_TEXT SEGMENT_:
--*--

[virtio-comment] Re: RFC: virtio-hostmem (+ Continuation of discussion from [virtio-dev] Memory sharing device)

From: "Michael S. Tsirkin" <mst@redhat.com>
To: Frank Yang <lfy@google.com>
Cc: virtio-comment@lists.oasis-open.org,
	Cornelia Huck <cohuck@redhat.com>,
	Gerd Hoffmann <kraxel@redhat.com>,
	Stefan Hajnoczi <stefanha@redhat.com>,
	"Dr. David Alan Gilbert" <dgilbert@redhat.com>,
	Roman Kiryanov <rkir@google.com>
Subject: [virtio-comment] Re: RFC: virtio-hostmem (+ Continuation of discussion from [virtio-dev] Memory sharing device)
Date: Mon, 25 Feb 2019 08:50:36 -0500	[thread overview]
Message-ID: <20190225083700-mutt-send-email-mst@kernel.org> (raw)
In-Reply-To: <CAEkmjvW06XheSPNS6YtjoZzAsmOeSPSbwFwNr_1S1F=Mmy-+qw@mail.gmail.com>

On Sun, Feb 24, 2019 at 01:18:11PM -0800, Frank Yang wrote:
> virtio-hostmem is a proposed way to share host memory to the guest and
> communicate notifications. One potential use case is to have userspace drivers
> for virtual machines.
> 
> The latest version of the spec proposal can be found at
> 
> https://github.com/741g/virtio-spec/blob/master/virtio-hostmem.tex
> 
> The revision history so far:
> 
> https://github.com/741g/virtio-spec/commit/
> 7c479f79ef6236a064471c5b1b8bc125c887b948 - originally called virtio-user
> https://github.com/741g/virtio-spec/commit/
> 206b9386d76f2ce18000dfc2b218375e423ac8e0 - renamed to virtio-hostmem and
> removed dependence on host callbacks
> https://github.com/741g/virtio-spec/commit/
> e3e5539b08cfbaab22bf644fd4e50c00ec428928 - removed a straggling mention of a
> host callback
> https://github.com/741g/virtio-spec/commit/
> 61c500d5585552658a7c98ef788a625ffe1e201c - Added an example usage of
> virtio-hostmem
> 
> This first RFC email includes replies to comments from mst@redhat.com:
> 
>   > \item Guest allocates into the PCI region via config virtqueue messages.
> 
> Michael: OK so who allocates memory out of the PCI region? 
> Response:
> 
> Allocation will be split by guest address space versus host address space.
> 
> Guest address space: The guest driver determines the offset into the BAR in
> which to allocate the new region. The implementation of the allocator itself
> may live on the host (while guest triggers such allocations via the config
> virtqueue messages), but the ownership of region offsets and sizes will be in
> the guest. This allows for the easy use of existing guest ref-counting
> mechanisms such as last close() calling release() to clean up the memory
> regions in the guest.

--*--

_SET OF TASKS_:
1. Reproduce the part of the virtio-hostmem email that starts at "On Sun, Feb" and ends after "for virtual machines.".
2. Carry the virtio-hostmem email forward from its last sentence.

_GIVEN DATA_:
--*--

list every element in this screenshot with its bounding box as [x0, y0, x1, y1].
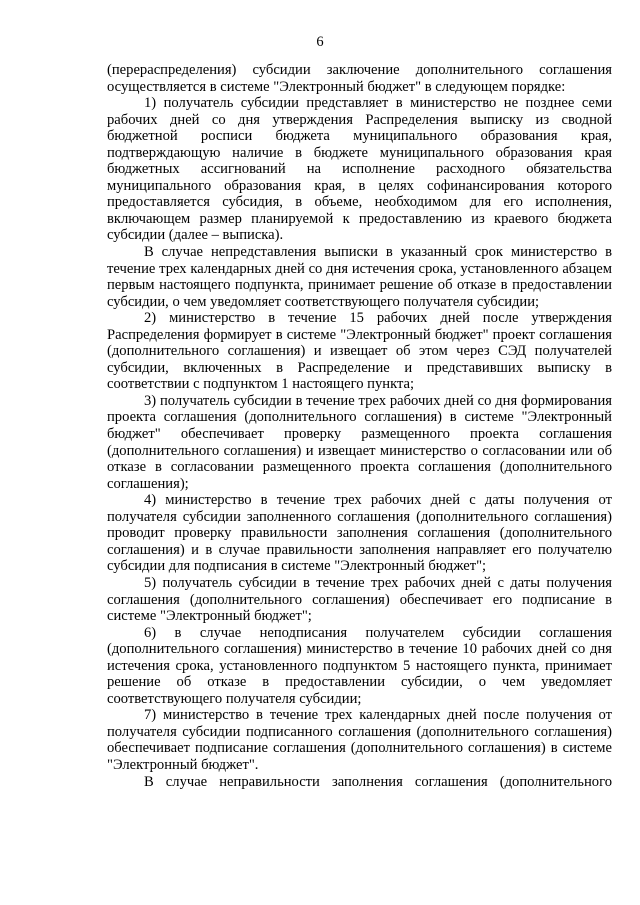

--*--

_ANSWERS FOR THE EXERCISE_:
1.
On Sun, Feb 24, 2019 at 01:18:11PM -0800, Frank Yang wrote:
> virtio-hostmem is a proposed way to share host memory to the guest and
> communicate notifications. One potential use case is to have userspace drivers
> for virtual machines.

2.
> 
> Host address space: The backing of such memory regions is considered completely
> optional. The host may service a guest region with a memory of its choice that
> depends on the usage of the device. The time this servicing happens may be any
> time after the guest communicates the message to create a memory region, but
> before the guest destroys the memory region. In the meantime, some examples of
> how the host may respond to the allocation request:
> 
>   • The host does not back the region at all and a page fault happens.

Then what? Guest dies?
That doesn't sound reasonable, in particular if you want to
allow userspace to map this memory.

>   • The host has already allocated host RAM (from some source; vkMapMemory,
>     malloc(), mmap, etc) memory of some kind and maps a page-aligned host
>     pointer to the guest physical address corresponding to the region.

I'm not sure what does "of some kind" mean here.
Also host and guest might have different ideas about
what does page-aligned mean.

>   • The host has already set up a MMIO region (such as via the MemoryRegion API
>     in QEMU) and maps that MMIO region to the guest physical address, allowing
>     for MMIO callbacks to happen on read/writes to that memory region.

Callbacks are an implementation detail.

What is missing here is description of how device behaves
from guest point of view.
And this will affect how guest behaves.
For example should guest map the memory uncacheable? WB?
MMIO would need uncacheable. RAM would need WB.

If we are following vhost-pci design then the memory should behave as
RAM. It can be faulted in lazily but that is transparent to guest.
Actions trigger through queues, not MMIO.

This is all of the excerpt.